» RAW RECORDS:
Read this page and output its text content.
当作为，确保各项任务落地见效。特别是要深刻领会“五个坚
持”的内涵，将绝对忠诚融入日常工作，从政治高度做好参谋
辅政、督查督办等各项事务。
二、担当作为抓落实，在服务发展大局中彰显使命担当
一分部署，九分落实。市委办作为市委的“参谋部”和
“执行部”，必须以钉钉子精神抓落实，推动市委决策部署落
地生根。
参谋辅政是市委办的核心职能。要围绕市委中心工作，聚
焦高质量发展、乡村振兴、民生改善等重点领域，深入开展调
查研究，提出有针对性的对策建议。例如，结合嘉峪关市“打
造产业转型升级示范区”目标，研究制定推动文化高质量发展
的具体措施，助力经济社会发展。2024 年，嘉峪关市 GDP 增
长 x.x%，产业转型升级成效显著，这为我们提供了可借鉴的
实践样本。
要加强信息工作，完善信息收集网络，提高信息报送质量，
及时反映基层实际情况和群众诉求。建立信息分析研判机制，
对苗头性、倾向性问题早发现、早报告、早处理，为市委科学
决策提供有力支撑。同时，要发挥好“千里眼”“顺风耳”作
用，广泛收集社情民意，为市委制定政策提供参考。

» WORK TO COMPLETE:
Extract all of the data shown above without alteration.

» SOLVED PROBLEM:
Read this page and output its text content.
当作为，确保各项任务落地见效。特别是要深刻领会“五个坚
持”的内涵，将绝对忠诚融入日常工作，从政治高度做好参谋
辅政、督查督办等各项事务。
二、担当作为抓落实，在服务发展大局中彰显使命担当
一分部署，九分落实。市委办作为市委的“参谋部”和
“执行部”，必须以钉钉子精神抓落实，推动市委决策部署落
地生根。
参谋辅政是市委办的核心职能。要围绕市委中心工作，聚
焦高质量发展、乡村振兴、民生改善等重点领域，深入开展调
查研究，提出有针对性的对策建议。例如，结合嘉峪关市“打
造产业转型升级示范区”目标，研究制定推动文化高质量发展
的具体措施，助力经济社会发展。2024 年，嘉峪关市 GDP 增
长 x.x%，产业转型升级成效显著，这为我们提供了可借鉴的
实践样本。
要加强信息工作，完善信息收集网络，提高信息报送质量，
及时反映基层实际情况和群众诉求。建立信息分析研判机制，
对苗头性、倾向性问题早发现、早报告、早处理，为市委科学
决策提供有力支撑。同时，要发挥好“千里眼”“顺风耳”作
用，广泛收集社情民意，为市委制定政策提供参考。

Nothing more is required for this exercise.